--- Provided entries ---
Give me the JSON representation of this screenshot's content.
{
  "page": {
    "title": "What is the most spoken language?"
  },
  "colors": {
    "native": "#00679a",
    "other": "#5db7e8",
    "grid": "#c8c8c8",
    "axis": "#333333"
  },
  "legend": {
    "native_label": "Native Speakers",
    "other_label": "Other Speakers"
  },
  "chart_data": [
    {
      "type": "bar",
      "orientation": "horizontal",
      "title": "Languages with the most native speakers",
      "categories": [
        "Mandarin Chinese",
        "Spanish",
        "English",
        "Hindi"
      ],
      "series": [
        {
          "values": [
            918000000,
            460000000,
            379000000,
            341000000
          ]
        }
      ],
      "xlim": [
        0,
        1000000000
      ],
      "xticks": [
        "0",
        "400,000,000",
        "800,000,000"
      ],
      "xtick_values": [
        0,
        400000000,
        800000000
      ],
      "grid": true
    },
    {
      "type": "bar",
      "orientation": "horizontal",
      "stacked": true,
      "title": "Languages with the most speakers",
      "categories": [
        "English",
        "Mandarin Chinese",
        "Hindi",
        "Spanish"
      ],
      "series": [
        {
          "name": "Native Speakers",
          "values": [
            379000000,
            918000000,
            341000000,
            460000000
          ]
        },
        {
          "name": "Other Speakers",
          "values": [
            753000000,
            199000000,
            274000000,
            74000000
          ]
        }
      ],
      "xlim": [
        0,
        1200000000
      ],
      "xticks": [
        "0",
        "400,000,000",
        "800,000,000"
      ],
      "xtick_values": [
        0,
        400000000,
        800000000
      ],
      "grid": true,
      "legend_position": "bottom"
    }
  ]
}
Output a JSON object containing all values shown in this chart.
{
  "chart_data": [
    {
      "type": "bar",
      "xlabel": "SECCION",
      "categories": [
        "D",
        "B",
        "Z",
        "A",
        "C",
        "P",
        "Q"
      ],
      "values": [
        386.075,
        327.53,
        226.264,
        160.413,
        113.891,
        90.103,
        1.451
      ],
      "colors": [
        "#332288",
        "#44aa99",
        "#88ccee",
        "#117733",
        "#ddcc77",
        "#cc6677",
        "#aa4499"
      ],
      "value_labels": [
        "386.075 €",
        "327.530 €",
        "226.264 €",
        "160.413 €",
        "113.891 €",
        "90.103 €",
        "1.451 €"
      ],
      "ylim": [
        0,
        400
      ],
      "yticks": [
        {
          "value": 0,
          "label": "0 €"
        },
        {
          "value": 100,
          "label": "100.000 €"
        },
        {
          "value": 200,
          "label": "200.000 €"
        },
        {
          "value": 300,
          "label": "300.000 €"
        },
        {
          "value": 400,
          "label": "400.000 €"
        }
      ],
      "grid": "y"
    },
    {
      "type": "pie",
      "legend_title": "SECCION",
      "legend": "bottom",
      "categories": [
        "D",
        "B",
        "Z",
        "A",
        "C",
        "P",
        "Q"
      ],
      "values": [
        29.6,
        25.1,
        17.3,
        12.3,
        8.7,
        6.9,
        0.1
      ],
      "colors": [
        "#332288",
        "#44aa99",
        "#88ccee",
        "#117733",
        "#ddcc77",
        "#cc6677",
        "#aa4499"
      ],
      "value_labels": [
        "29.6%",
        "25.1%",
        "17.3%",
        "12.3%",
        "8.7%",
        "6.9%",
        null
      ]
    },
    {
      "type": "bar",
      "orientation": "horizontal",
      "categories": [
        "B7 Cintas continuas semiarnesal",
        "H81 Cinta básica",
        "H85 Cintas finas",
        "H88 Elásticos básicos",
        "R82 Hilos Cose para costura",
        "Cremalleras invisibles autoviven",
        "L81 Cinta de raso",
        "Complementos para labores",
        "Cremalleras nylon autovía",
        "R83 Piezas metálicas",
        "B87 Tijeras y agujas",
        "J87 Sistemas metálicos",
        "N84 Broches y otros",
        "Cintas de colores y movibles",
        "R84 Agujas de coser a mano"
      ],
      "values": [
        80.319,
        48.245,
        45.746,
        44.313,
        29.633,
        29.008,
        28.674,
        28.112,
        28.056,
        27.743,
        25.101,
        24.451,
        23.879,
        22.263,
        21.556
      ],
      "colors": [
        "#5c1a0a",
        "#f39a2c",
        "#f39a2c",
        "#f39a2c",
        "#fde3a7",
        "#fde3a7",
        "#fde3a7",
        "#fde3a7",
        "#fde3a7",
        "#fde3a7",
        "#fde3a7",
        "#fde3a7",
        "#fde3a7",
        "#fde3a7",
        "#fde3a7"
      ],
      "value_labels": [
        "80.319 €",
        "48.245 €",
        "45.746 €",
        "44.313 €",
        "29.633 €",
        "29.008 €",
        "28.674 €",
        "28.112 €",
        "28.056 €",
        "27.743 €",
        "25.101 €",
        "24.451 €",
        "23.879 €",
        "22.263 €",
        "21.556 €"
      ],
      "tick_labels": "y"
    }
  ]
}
---
■ **Directions**: Write out every line exactly as it stands.

■ **Solution for this task**:
Give me the JSON representation of this screenshot's content.
{
  "page": {
    "title": "What is the most spoken language?"
  },
  "colors": {
    "native": "#00679a",
    "other": "#5db7e8",
    "grid": "#c8c8c8",
    "axis": "#333333"
  },
  "legend": {
    "native_label": "Native Speakers",
    "other_label": "Other Speakers"
  },
  "chart_data": [
    {
      "type": "bar",
      "orientation": "horizontal",
      "title": "Languages with the most native speakers",
      "categories": [
        "Mandarin Chinese",
        "Spanish",
        "English",
        "Hindi"
      ],
      "series": [
        {
          "values": [
            918000000,
            460000000,
            379000000,
            341000000
          ]
        }
      ],
      "xlim": [
        0,
        1000000000
      ],
      "xticks": [
        "0",
        "400,000,000",
        "800,000,000"
      ],
      "xtick_values": [
        0,
        400000000,
        800000000
      ],
      "grid": true
    },
    {
      "type": "bar",
      "orientation": "horizontal",
      "stacked": true,
      "title": "Languages with the most speakers",
      "categories": [
        "English",
        "Mandarin Chinese",
        "Hindi",
        "Spanish"
      ],
      "series": [
        {
          "name": "Native Speakers",
          "values": [
            379000000,
            918000000,
            341000000,
            460000000
          ]
        },
        {
          "name": "Other Speakers",
          "values": [
            753000000,
            199000000,
            274000000,
            74000000
          ]
        }
      ],
      "xlim": [
        0,
        1200000000
      ],
      "xticks": [
        "0",
        "400,000,000",
        "800,000,000"
      ],
      "xtick_values": [
        0,
        400000000,
        800000000
      ],
      "grid": true,
      "legend_position": "bottom"
    }
  ]
}
Output a JSON object containing all values shown in this chart.
{
  "chart_data": [
    {
      "type": "bar",
      "xlabel": "SECCION",
      "categories": [
        "D",
        "B",
        "Z",
        "A",
        "C",
        "P",
        "Q"
      ],
      "values": [
        386.075,
        327.53,
        226.264,
        160.413,
        113.891,
        90.103,
        1.451
      ],
      "colors": [
        "#332288",
        "#44aa99",
        "#88ccee",
        "#117733",
        "#ddcc77",
        "#cc6677",
        "#aa4499"
      ],
      "value_labels": [
        "386.075 €",
        "327.530 €",
        "226.264 €",
        "160.413 €",
        "113.891 €",
        "90.103 €",
        "1.451 €"
      ],
      "ylim": [
        0,
        400
      ],
      "yticks": [
        {
          "value": 0,
          "label": "0 €"
        },
        {
          "value": 100,
          "label": "100.000 €"
        },
        {
          "value": 200,
          "label": "200.000 €"
        },
        {
          "value": 300,
          "label": "300.000 €"
        },
        {
          "value": 400,
          "label": "400.000 €"
        }
      ],
      "grid": "y"
    },
    {
      "type": "pie",
      "legend_title": "SECCION",
      "legend": "bottom",
      "categories": [
        "D",
        "B",
        "Z",
        "A",
        "C",
        "P",
        "Q"
      ],
      "values": [
        29.6,
        25.1,
        17.3,
        12.3,
        8.7,
        6.9,
        0.1
      ],
      "colors": [
        "#332288",
        "#44aa99",
        "#88ccee",
        "#117733",
        "#ddcc77",
        "#cc6677",
        "#aa4499"
      ],
      "value_labels": [
        "29.6%",
        "25.1%",
        "17.3%",
        "12.3%",
        "8.7%",
        "6.9%",
        null
      ]
    },
    {
      "type": "bar",
      "orientation": "horizontal",
      "categories": [
        "B7 Cintas continuas semiarnesal",
        "H81 Cinta básica",
        "H85 Cintas finas",
        "H88 Elásticos básicos",
        "R82 Hilos Cose para costura",
        "Cremalleras invisibles autoviven",
        "L81 Cinta de raso",
        "Complementos para labores",
        "Cremalleras nylon autovía",
        "R83 Piezas metálicas",
        "B87 Tijeras y agujas",
        "J87 Sistemas metálicos",
        "N84 Broches y otros",
        "Cintas de colores y movibles",
        "R84 Agujas de coser a mano"
      ],
      "values": [
        80.319,
        48.245,
        45.746,
        44.313,
        29.633,
        29.008,
        28.674,
        28.112,
        28.056,
        27.743,
        25.101,
        24.451,
        23.879,
        22.263,
        21.556
      ],
      "colors": [
        "#5c1a0a",
        "#f39a2c",
        "#f39a2c",
        "#f39a2c",
        "#fde3a7",
        "#fde3a7",
        "#fde3a7",
        "#fde3a7",
        "#fde3a7",
        "#fde3a7",
        "#fde3a7",
        "#fde3a7",
        "#fde3a7",
        "#fde3a7",
        "#fde3a7"
      ],
      "value_labels": [
        "80.319 €",
        "48.245 €",
        "45.746 €",
        "44.313 €",
        "29.633 €",
        "29.008 €",
        "28.674 €",
        "28.112 €",
        "28.056 €",
        "27.743 €",
        "25.101 €",
        "24.451 €",
        "23.879 €",
        "22.263 €",
        "21.556 €"
      ],
      "tick_labels": "y"
    }
  ]
}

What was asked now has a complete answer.